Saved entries

>>>

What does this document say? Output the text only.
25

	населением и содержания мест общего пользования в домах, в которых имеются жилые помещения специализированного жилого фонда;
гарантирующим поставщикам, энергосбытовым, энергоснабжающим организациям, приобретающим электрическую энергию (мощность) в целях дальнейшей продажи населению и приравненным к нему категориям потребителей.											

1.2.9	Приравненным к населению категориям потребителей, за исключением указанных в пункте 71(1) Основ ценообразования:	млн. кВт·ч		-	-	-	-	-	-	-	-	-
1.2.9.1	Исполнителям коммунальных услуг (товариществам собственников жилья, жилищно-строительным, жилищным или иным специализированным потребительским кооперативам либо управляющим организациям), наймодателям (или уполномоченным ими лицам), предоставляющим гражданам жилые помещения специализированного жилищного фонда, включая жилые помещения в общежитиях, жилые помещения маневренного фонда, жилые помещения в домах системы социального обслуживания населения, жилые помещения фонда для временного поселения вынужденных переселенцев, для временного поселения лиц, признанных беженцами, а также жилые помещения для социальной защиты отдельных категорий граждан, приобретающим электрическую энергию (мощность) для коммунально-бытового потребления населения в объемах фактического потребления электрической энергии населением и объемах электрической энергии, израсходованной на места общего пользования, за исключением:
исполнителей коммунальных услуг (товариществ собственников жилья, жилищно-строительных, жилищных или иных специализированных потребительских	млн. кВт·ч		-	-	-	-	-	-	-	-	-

<<<

### EXERCISE BRIEF
Set down the listing above in full, please, exactly as it appears.

### WRITTEN ANSWER
What does this document say? Output the text only.
25

	населением и содержания мест общего пользования в домах, в которых имеются жилые помещения специализированного жилого фонда;
гарантирующим поставщикам, энергосбытовым, энергоснабжающим организациям, приобретающим электрическую энергию (мощность) в целях дальнейшей продажи населению и приравненным к нему категориям потребителей.											

1.2.9	Приравненным к населению категориям потребителей, за исключением указанных в пункте 71(1) Основ ценообразования:	млн. кВт·ч		-	-	-	-	-	-	-	-	-
1.2.9.1	Исполнителям коммунальных услуг (товариществам собственников жилья, жилищно-строительным, жилищным или иным специализированным потребительским кооперативам либо управляющим организациям), наймодателям (или уполномоченным ими лицам), предоставляющим гражданам жилые помещения специализированного жилищного фонда, включая жилые помещения в общежитиях, жилые помещения маневренного фонда, жилые помещения в домах системы социального обслуживания населения, жилые помещения фонда для временного поселения вынужденных переселенцев, для временного поселения лиц, признанных беженцами, а также жилые помещения для социальной защиты отдельных категорий граждан, приобретающим электрическую энергию (мощность) для коммунально-бытового потребления населения в объемах фактического потребления электрической энергии населением и объемах электрической энергии, израсходованной на места общего пользования, за исключением:
исполнителей коммунальных услуг (товариществ собственников жилья, жилищно-строительных, жилищных или иных специализированных потребительских	млн. кВт·ч		-	-	-	-	-	-	-	-	-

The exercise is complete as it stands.